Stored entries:
___

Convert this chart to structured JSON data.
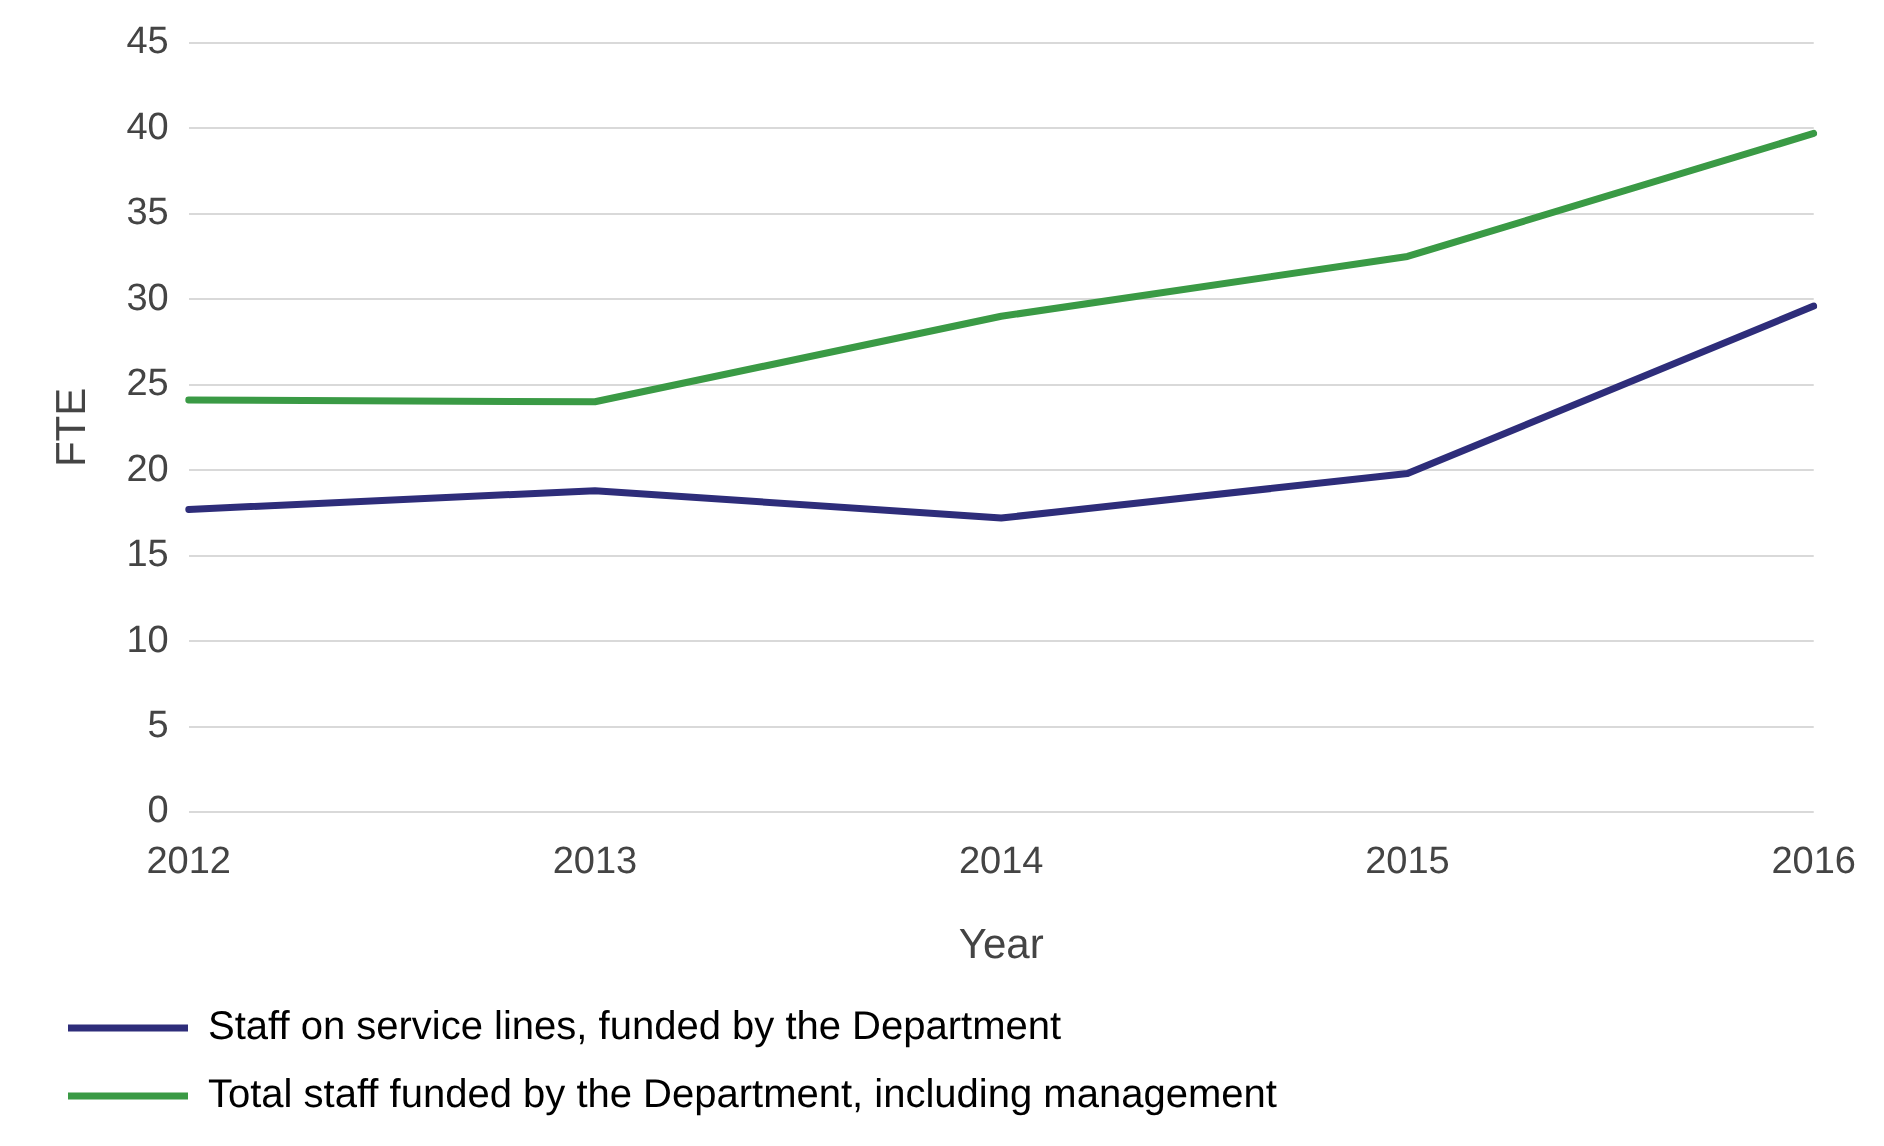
{
  "chart_data": {
    "type": "line",
    "xlabel": "Year",
    "ylabel": "FTE",
    "categories": [
      "2012",
      "2013",
      "2014",
      "2015",
      "2016"
    ],
    "series": [
      {
        "name": "Staff on service lines, funded by the Department",
        "color": "#2e2d7a",
        "values": [
          17.7,
          18.8,
          17.2,
          19.8,
          29.6
        ]
      },
      {
        "name": "Total staff funded by the Department, including management",
        "color": "#3a9a45",
        "values": [
          24.1,
          24.0,
          29.0,
          32.5,
          39.7
        ]
      }
    ],
    "ylim": [
      0,
      45
    ],
    "yticks": [
      0,
      5,
      10,
      15,
      20,
      25,
      30,
      35,
      40,
      45
    ],
    "grid": "y",
    "legend": "bottom",
    "marker": "none",
    "line_style": "solid"
  }
}
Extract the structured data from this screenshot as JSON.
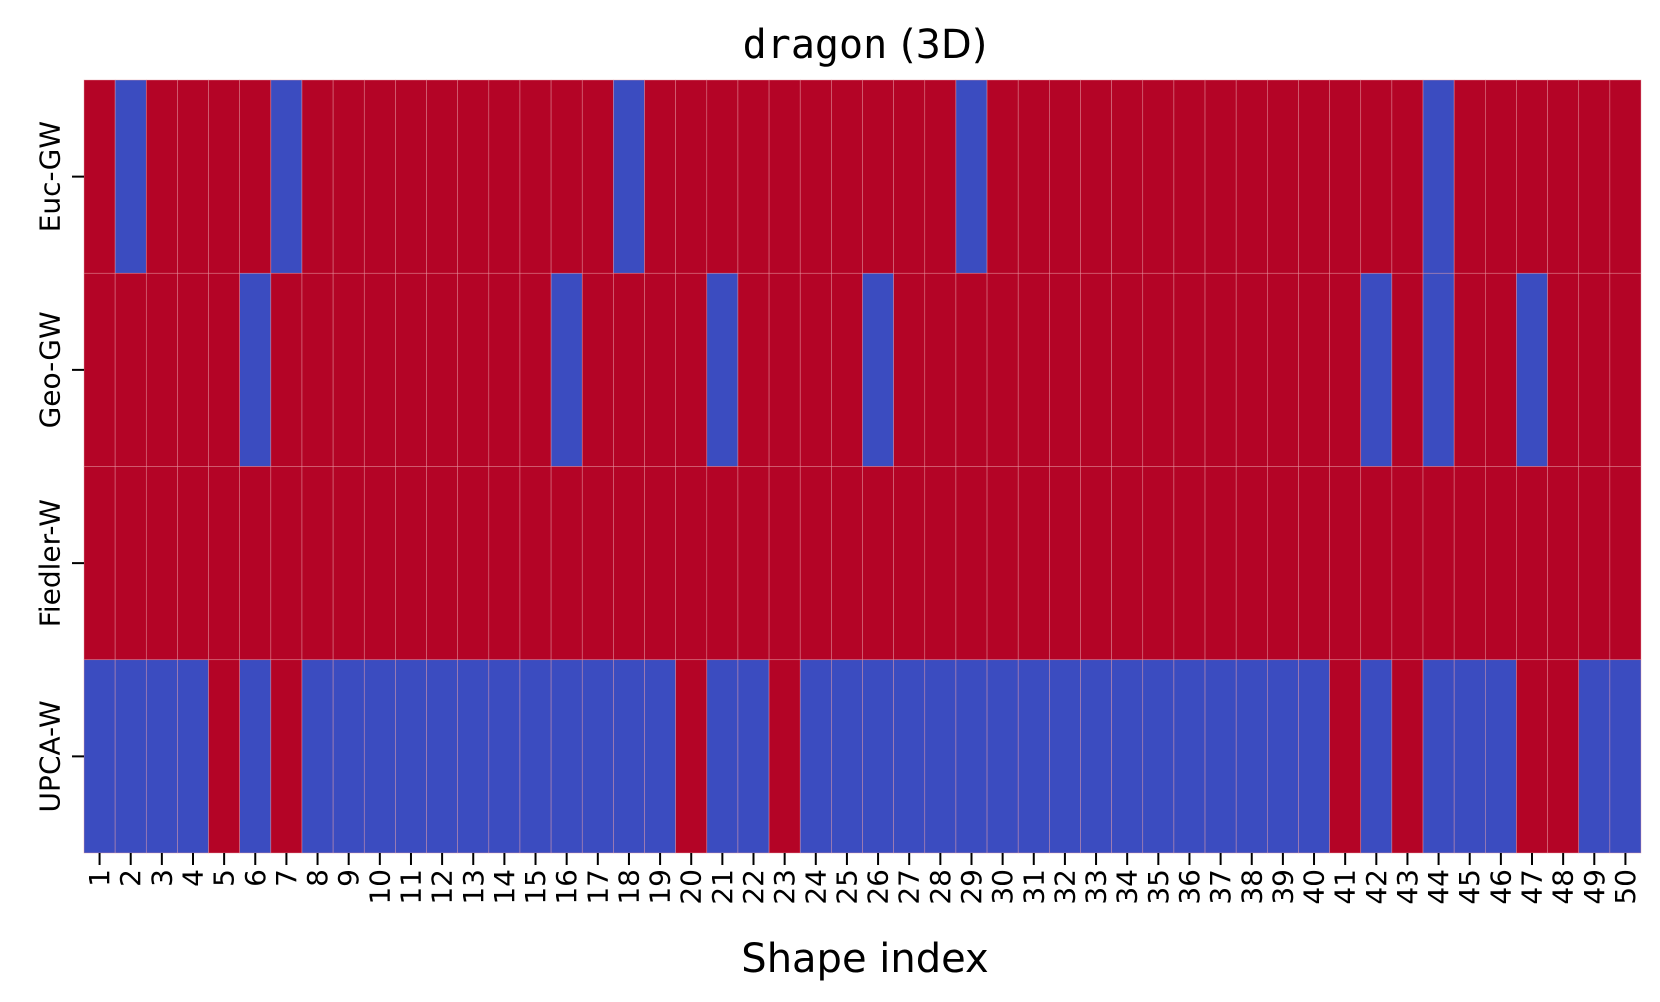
{
  "chart_data": {
    "type": "heatmap",
    "title": {
      "main": "dragon",
      "suffix": " (3D)"
    },
    "xlabel": "Shape index",
    "ylabel": "",
    "colors": {
      "correct": "#b40426",
      "incorrect": "#3b4cc0",
      "grid_line": "#e8a0a8"
    },
    "x_ticks": [
      "1",
      "2",
      "3",
      "4",
      "5",
      "6",
      "7",
      "8",
      "9",
      "10",
      "11",
      "12",
      "13",
      "14",
      "15",
      "16",
      "17",
      "18",
      "19",
      "20",
      "21",
      "22",
      "23",
      "24",
      "25",
      "26",
      "27",
      "28",
      "29",
      "30",
      "31",
      "32",
      "33",
      "34",
      "35",
      "36",
      "37",
      "38",
      "39",
      "40",
      "41",
      "42",
      "43",
      "44",
      "45",
      "46",
      "47",
      "48",
      "49",
      "50"
    ],
    "rows": [
      {
        "label": "Euc-GW",
        "values": [
          1,
          0,
          1,
          1,
          1,
          1,
          0,
          1,
          1,
          1,
          1,
          1,
          1,
          1,
          1,
          1,
          1,
          0,
          1,
          1,
          1,
          1,
          1,
          1,
          1,
          1,
          1,
          1,
          0,
          1,
          1,
          1,
          1,
          1,
          1,
          1,
          1,
          1,
          1,
          1,
          1,
          1,
          1,
          0,
          1,
          1,
          1,
          1,
          1,
          1
        ]
      },
      {
        "label": "Geo-GW",
        "values": [
          1,
          1,
          1,
          1,
          1,
          0,
          1,
          1,
          1,
          1,
          1,
          1,
          1,
          1,
          1,
          0,
          1,
          1,
          1,
          1,
          0,
          1,
          1,
          1,
          1,
          0,
          1,
          1,
          1,
          1,
          1,
          1,
          1,
          1,
          1,
          1,
          1,
          1,
          1,
          1,
          1,
          0,
          1,
          0,
          1,
          1,
          0,
          1,
          1,
          1
        ]
      },
      {
        "label": "Fiedler-W",
        "values": [
          1,
          1,
          1,
          1,
          1,
          1,
          1,
          1,
          1,
          1,
          1,
          1,
          1,
          1,
          1,
          1,
          1,
          1,
          1,
          1,
          1,
          1,
          1,
          1,
          1,
          1,
          1,
          1,
          1,
          1,
          1,
          1,
          1,
          1,
          1,
          1,
          1,
          1,
          1,
          1,
          1,
          1,
          1,
          1,
          1,
          1,
          1,
          1,
          1,
          1
        ]
      },
      {
        "label": "UPCA-W",
        "values": [
          0,
          0,
          0,
          0,
          1,
          0,
          1,
          0,
          0,
          0,
          0,
          0,
          0,
          0,
          0,
          0,
          0,
          0,
          0,
          1,
          0,
          0,
          1,
          0,
          0,
          0,
          0,
          0,
          0,
          0,
          0,
          0,
          0,
          0,
          0,
          0,
          0,
          0,
          0,
          0,
          1,
          0,
          1,
          0,
          0,
          0,
          1,
          1,
          0,
          0
        ]
      }
    ]
  }
}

___

• To be done: Look through the listing above. Pick out each line with "Department" and copy it.

• Final result:
        "name": "Staff on service lines, funded by the Department",
        "name": "Total staff funded by the Department, including management",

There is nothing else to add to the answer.